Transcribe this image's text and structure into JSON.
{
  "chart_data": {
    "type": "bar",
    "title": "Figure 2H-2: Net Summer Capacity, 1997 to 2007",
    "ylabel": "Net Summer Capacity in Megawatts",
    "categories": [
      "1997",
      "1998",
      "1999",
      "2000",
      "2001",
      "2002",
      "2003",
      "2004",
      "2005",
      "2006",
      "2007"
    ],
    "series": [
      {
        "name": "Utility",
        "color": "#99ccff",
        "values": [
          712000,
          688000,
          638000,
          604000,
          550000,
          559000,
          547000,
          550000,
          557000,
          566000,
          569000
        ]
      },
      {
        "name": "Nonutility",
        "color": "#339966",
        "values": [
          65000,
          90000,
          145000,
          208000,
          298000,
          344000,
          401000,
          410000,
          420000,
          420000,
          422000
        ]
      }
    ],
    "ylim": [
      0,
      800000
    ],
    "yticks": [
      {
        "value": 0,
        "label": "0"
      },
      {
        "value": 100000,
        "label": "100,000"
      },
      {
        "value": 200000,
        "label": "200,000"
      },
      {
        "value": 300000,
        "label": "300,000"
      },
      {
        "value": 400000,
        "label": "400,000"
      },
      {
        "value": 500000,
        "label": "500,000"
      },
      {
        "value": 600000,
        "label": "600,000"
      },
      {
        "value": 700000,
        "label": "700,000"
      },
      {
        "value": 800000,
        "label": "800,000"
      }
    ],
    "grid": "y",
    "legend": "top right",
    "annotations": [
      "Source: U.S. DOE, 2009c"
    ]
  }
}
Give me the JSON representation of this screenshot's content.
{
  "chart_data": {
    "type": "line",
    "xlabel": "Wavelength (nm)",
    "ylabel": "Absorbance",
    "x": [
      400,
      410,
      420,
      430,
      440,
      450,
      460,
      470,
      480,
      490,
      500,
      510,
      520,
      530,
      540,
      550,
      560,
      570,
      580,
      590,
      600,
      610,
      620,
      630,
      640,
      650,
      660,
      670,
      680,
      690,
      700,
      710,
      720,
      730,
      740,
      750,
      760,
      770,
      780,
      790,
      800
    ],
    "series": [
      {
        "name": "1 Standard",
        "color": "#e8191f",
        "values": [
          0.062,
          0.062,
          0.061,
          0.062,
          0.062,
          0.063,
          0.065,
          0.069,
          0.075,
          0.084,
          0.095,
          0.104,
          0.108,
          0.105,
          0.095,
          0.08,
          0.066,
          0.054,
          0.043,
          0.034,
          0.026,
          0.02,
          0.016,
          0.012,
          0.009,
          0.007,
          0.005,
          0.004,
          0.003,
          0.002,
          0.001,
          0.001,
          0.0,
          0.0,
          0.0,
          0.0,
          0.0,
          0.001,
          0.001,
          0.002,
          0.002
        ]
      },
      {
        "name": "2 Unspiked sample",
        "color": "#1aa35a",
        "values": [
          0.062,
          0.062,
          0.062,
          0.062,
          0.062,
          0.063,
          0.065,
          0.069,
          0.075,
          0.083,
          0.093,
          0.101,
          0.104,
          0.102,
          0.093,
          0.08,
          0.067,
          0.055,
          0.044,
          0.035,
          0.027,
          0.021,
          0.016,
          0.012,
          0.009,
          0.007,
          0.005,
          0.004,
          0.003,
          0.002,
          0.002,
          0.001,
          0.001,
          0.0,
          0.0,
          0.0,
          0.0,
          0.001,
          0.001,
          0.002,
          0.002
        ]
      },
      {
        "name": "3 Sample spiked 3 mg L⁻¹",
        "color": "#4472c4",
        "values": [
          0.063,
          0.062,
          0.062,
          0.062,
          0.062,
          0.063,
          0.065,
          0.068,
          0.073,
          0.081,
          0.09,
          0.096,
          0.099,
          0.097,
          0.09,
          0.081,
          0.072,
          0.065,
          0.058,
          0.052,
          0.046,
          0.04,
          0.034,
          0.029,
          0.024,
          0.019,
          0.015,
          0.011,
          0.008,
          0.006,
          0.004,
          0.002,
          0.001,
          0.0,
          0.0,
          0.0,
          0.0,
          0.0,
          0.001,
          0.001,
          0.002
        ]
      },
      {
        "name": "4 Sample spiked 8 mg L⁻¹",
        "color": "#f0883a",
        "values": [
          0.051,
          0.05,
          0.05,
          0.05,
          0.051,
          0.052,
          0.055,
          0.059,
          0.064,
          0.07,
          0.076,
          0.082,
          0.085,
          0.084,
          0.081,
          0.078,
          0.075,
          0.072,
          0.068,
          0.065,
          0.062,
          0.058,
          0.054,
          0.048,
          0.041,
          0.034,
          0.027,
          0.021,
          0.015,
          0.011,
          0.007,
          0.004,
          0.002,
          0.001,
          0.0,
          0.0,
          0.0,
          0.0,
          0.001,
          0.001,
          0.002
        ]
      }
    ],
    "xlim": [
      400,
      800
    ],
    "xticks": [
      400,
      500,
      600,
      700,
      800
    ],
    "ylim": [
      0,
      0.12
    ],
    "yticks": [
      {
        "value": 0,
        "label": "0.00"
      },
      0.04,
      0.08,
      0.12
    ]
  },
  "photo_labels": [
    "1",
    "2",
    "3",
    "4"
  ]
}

* * *

**Given problem**
Could you transcribe the records in full, exactly?

**Exercise output**
Transcribe this image's text and structure into JSON.
{
  "chart_data": {
    "type": "bar",
    "title": "Figure 2H-2: Net Summer Capacity, 1997 to 2007",
    "ylabel": "Net Summer Capacity in Megawatts",
    "categories": [
      "1997",
      "1998",
      "1999",
      "2000",
      "2001",
      "2002",
      "2003",
      "2004",
      "2005",
      "2006",
      "2007"
    ],
    "series": [
      {
        "name": "Utility",
        "color": "#99ccff",
        "values": [
          712000,
          688000,
          638000,
          604000,
          550000,
          559000,
          547000,
          550000,
          557000,
          566000,
          569000
        ]
      },
      {
        "name": "Nonutility",
        "color": "#339966",
        "values": [
          65000,
          90000,
          145000,
          208000,
          298000,
          344000,
          401000,
          410000,
          420000,
          420000,
          422000
        ]
      }
    ],
    "ylim": [
      0,
      800000
    ],
    "yticks": [
      {
        "value": 0,
        "label": "0"
      },
      {
        "value": 100000,
        "label": "100,000"
      },
      {
        "value": 200000,
        "label": "200,000"
      },
      {
        "value": 300000,
        "label": "300,000"
      },
      {
        "value": 400000,
        "label": "400,000"
      },
      {
        "value": 500000,
        "label": "500,000"
      },
      {
        "value": 600000,
        "label": "600,000"
      },
      {
        "value": 700000,
        "label": "700,000"
      },
      {
        "value": 800000,
        "label": "800,000"
      }
    ],
    "grid": "y",
    "legend": "top right",
    "annotations": [
      "Source: U.S. DOE, 2009c"
    ]
  }
}
Give me the JSON representation of this screenshot's content.
{
  "chart_data": {
    "type": "line",
    "xlabel": "Wavelength (nm)",
    "ylabel": "Absorbance",
    "x": [
      400,
      410,
      420,
      430,
      440,
      450,
      460,
      470,
      480,
      490,
      500,
      510,
      520,
      530,
      540,
      550,
      560,
      570,
      580,
      590,
      600,
      610,
      620,
      630,
      640,
      650,
      660,
      670,
      680,
      690,
      700,
      710,
      720,
      730,
      740,
      750,
      760,
      770,
      780,
      790,
      800
    ],
    "series": [
      {
        "name": "1 Standard",
        "color": "#e8191f",
        "values": [
          0.062,
          0.062,
          0.061,
          0.062,
          0.062,
          0.063,
          0.065,
          0.069,
          0.075,
          0.084,
          0.095,
          0.104,
          0.108,
          0.105,
          0.095,
          0.08,
          0.066,
          0.054,
          0.043,
          0.034,
          0.026,
          0.02,
          0.016,
          0.012,
          0.009,
          0.007,
          0.005,
          0.004,
          0.003,
          0.002,
          0.001,
          0.001,
          0.0,
          0.0,
          0.0,
          0.0,
          0.0,
          0.001,
          0.001,
          0.002,
          0.002
        ]
      },
      {
        "name": "2 Unspiked sample",
        "color": "#1aa35a",
        "values": [
          0.062,
          0.062,
          0.062,
          0.062,
          0.062,
          0.063,
          0.065,
          0.069,
          0.075,
          0.083,
          0.093,
          0.101,
          0.104,
          0.102,
          0.093,
          0.08,
          0.067,
          0.055,
          0.044,
          0.035,
          0.027,
          0.021,
          0.016,
          0.012,
          0.009,
          0.007,
          0.005,
          0.004,
          0.003,
          0.002,
          0.002,
          0.001,
          0.001,
          0.0,
          0.0,
          0.0,
          0.0,
          0.001,
          0.001,
          0.002,
          0.002
        ]
      },
      {
        "name": "3 Sample spiked 3 mg L⁻¹",
        "color": "#4472c4",
        "values": [
          0.063,
          0.062,
          0.062,
          0.062,
          0.062,
          0.063,
          0.065,
          0.068,
          0.073,
          0.081,
          0.09,
          0.096,
          0.099,
          0.097,
          0.09,
          0.081,
          0.072,
          0.065,
          0.058,
          0.052,
          0.046,
          0.04,
          0.034,
          0.029,
          0.024,
          0.019,
          0.015,
          0.011,
          0.008,
          0.006,
          0.004,
          0.002,
          0.001,
          0.0,
          0.0,
          0.0,
          0.0,
          0.0,
          0.001,
          0.001,
          0.002
        ]
      },
      {
        "name": "4 Sample spiked 8 mg L⁻¹",
        "color": "#f0883a",
        "values": [
          0.051,
          0.05,
          0.05,
          0.05,
          0.051,
          0.052,
          0.055,
          0.059,
          0.064,
          0.07,
          0.076,
          0.082,
          0.085,
          0.084,
          0.081,
          0.078,
          0.075,
          0.072,
          0.068,
          0.065,
          0.062,
          0.058,
          0.054,
          0.048,
          0.041,
          0.034,
          0.027,
          0.021,
          0.015,
          0.011,
          0.007,
          0.004,
          0.002,
          0.001,
          0.0,
          0.0,
          0.0,
          0.0,
          0.001,
          0.001,
          0.002
        ]
      }
    ],
    "xlim": [
      400,
      800
    ],
    "xticks": [
      400,
      500,
      600,
      700,
      800
    ],
    "ylim": [
      0,
      0.12
    ],
    "yticks": [
      {
        "value": 0,
        "label": "0.00"
      },
      0.04,
      0.08,
      0.12
    ]
  },
  "photo_labels": [
    "1",
    "2",
    "3",
    "4"
  ]
}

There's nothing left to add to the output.